▶ _Tareas escritas_
**A)** Responde a las siguientes preguntas según el texto citado.
(i) ¿Cómo se escribe el nombre de la revista Lamujerdemivida?
(ii) ¿A qué tema se dedica el último número de esa revista?
(iii) ¿Qué animales han tenido, según el texto, el descaro de contagiarnos su gripe?
**B)** Indica si cada afirmación concuerda con el texto citado y cita las palabras que lo deciden.
(i) El último número de la revista Lamujerdemivida está dedicado a la alegría.
(ii) Entre los temas que provocan indignación figura el cambio de mano de la avenida Pueyrredón.
(iii) Según el texto, nos indignamos solo por los asuntos importantes.
**C)** Devuelve sin cambios el fragmento del texto citado que va entre "Marcelo Figueras" y "contagiarnos su gripe.", ambos incluidos.

*** Texto citado ***

Marcelo Figueras
El último número de la revista Lamujerdemivida –se escribe así, todo junto- se dedica a un tema que parece estar de moda: la indignación. Al menos en mi país, los ánimos están tan crispados que es fácil inferir que la indignación puede convertirse en un modo de vida. Nos indignamos por todo, lo cual supone que, al menos en cierta medida, igualamos todos los temas como si revistiesen la misma importancia: el dengue, el cambio de mano de la avenida Pueyrredón, las picardías preelectorales, la aparente predisposición al delito de los adolescentes marginales –en cualquier momento alguien va a pedir que se baje la edad de imputabilidad de los cerdos, que han tenido el descaro de contagiarnos su gripe.

*** Filas proporcionadas ***

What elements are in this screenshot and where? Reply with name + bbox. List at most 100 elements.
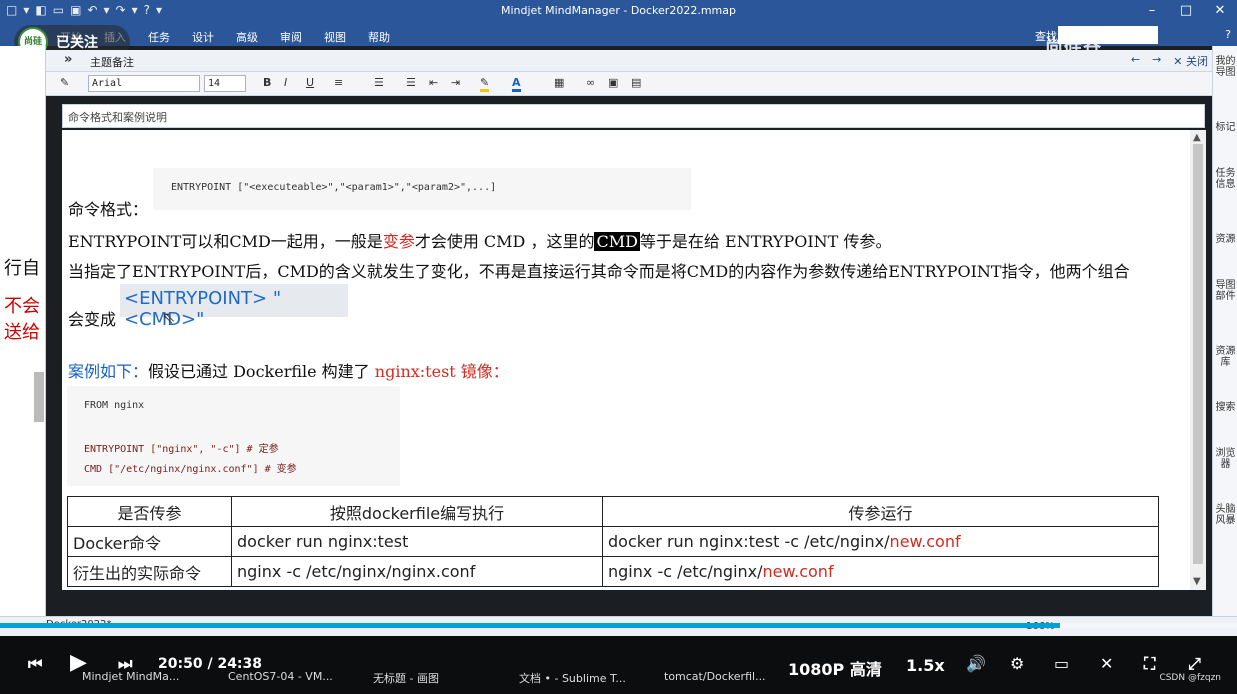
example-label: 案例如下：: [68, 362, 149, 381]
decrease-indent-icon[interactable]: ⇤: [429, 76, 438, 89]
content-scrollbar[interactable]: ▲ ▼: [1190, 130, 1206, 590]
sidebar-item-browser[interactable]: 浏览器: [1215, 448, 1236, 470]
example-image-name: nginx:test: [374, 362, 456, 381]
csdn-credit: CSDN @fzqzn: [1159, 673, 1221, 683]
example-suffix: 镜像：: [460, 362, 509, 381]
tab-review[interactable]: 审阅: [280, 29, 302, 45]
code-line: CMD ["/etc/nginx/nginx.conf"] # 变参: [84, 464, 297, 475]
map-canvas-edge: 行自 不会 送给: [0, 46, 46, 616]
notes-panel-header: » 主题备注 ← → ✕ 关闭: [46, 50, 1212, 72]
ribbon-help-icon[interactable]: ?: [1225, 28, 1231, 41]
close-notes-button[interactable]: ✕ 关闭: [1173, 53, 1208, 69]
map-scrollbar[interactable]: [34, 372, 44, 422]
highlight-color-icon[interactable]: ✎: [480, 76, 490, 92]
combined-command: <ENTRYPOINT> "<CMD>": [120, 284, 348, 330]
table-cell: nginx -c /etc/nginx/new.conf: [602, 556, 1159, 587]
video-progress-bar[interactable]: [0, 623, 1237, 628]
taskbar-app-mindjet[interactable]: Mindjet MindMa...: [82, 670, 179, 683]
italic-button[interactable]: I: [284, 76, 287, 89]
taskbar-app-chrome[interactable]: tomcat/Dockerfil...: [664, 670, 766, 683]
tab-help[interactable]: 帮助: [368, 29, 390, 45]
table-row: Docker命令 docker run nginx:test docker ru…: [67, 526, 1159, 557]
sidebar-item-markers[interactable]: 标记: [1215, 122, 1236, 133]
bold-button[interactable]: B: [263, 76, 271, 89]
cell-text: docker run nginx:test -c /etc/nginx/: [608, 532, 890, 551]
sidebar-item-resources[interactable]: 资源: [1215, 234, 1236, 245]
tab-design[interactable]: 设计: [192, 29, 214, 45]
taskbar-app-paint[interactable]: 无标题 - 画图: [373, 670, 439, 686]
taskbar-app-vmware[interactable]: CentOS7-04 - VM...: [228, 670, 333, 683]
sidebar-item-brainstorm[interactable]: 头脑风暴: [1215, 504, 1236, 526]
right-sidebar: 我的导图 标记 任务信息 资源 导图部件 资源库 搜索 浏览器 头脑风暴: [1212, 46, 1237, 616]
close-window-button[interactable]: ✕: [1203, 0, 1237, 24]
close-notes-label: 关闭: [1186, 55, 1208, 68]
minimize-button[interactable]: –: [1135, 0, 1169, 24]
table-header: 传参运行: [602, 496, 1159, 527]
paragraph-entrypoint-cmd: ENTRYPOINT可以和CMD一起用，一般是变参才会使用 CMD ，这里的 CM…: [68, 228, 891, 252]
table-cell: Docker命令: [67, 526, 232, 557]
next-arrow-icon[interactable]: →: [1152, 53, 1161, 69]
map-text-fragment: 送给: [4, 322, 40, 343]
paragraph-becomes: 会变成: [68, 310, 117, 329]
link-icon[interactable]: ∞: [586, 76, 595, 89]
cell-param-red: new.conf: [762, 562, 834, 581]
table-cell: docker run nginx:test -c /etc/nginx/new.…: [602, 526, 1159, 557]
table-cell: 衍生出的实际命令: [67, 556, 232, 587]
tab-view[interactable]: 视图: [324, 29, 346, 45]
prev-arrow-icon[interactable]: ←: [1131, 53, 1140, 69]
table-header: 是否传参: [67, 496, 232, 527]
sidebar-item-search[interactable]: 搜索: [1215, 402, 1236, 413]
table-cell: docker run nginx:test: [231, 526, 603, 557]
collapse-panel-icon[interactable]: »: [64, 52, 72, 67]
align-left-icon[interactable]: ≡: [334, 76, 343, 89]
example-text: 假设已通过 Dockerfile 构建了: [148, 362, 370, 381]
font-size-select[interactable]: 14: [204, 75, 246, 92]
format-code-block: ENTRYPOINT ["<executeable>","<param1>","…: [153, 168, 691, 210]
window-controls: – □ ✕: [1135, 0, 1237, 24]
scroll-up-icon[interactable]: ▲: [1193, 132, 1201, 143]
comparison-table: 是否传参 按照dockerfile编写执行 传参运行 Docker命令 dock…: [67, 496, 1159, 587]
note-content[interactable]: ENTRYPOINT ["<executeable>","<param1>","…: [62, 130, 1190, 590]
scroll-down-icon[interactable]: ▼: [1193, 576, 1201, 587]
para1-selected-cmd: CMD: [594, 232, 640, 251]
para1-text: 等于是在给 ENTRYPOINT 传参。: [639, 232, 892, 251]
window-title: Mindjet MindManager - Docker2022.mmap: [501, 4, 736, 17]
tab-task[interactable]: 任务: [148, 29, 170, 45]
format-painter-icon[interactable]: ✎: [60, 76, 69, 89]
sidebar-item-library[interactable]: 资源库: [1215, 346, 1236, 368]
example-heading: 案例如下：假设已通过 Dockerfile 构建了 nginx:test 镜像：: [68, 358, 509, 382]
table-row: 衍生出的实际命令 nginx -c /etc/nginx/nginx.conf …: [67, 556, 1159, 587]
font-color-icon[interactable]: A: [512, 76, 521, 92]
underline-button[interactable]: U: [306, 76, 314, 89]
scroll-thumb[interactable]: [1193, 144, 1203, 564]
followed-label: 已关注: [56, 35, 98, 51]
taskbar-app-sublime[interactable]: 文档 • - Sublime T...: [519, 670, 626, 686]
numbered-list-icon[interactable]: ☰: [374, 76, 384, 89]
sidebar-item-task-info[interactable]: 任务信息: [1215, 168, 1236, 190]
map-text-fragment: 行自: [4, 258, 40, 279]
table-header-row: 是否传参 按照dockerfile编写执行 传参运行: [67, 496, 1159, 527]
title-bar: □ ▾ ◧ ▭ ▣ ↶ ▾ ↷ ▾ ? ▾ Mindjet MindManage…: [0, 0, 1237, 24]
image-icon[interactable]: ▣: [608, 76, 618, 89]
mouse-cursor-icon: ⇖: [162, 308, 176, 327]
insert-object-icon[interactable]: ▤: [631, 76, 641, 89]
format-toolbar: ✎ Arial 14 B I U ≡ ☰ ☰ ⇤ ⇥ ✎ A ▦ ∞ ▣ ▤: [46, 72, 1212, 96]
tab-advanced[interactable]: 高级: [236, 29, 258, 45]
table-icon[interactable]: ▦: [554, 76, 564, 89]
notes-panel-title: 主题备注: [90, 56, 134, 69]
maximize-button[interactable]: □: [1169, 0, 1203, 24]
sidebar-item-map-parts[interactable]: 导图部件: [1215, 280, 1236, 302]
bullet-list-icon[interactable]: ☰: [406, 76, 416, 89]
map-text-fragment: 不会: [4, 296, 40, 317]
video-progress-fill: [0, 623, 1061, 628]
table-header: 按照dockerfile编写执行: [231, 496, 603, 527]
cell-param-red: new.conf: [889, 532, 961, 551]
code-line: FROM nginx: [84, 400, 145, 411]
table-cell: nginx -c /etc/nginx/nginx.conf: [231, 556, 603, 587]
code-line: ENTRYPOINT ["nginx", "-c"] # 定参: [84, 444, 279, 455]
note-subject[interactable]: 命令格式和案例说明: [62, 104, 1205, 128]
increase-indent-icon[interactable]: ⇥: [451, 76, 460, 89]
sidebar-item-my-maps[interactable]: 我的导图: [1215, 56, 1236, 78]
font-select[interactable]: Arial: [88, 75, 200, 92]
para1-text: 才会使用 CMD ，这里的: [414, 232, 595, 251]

***

▶ _Soluciones_
**A)**
(i) Todo junto.
(ii) A la indignación.
(iii) Los cerdos.

**B)**
(i) No: "se dedica a un tema que parece estar de moda: la indignación".
(ii) Sí: "el cambio de mano de la avenida Pueyrredón".
(iii) No: "Nos indignamos por todo".

**C)**
Marcelo Figueras
El último número de la revista Lamujerdemivida –se escribe así, todo junto- se dedica a un tema que parece estar de moda: la indignación. Al menos en mi país, los ánimos están tan crispados que es fácil inferir que la indignación puede convertirse en un modo de vida. Nos indignamos por todo, lo cual supone que, al menos en cierta medida, igualamos todos los temas como si revistiesen la misma importancia: el dengue, el cambio de mano de la avenida Pueyrredón, las picardías preelectorales, la aparente predisposición al delito de los adolescentes marginales –en cualquier momento alguien va a pedir que se baje la edad de imputabilidad de los cerdos, que han tenido el descaro de contagiarnos su gripe.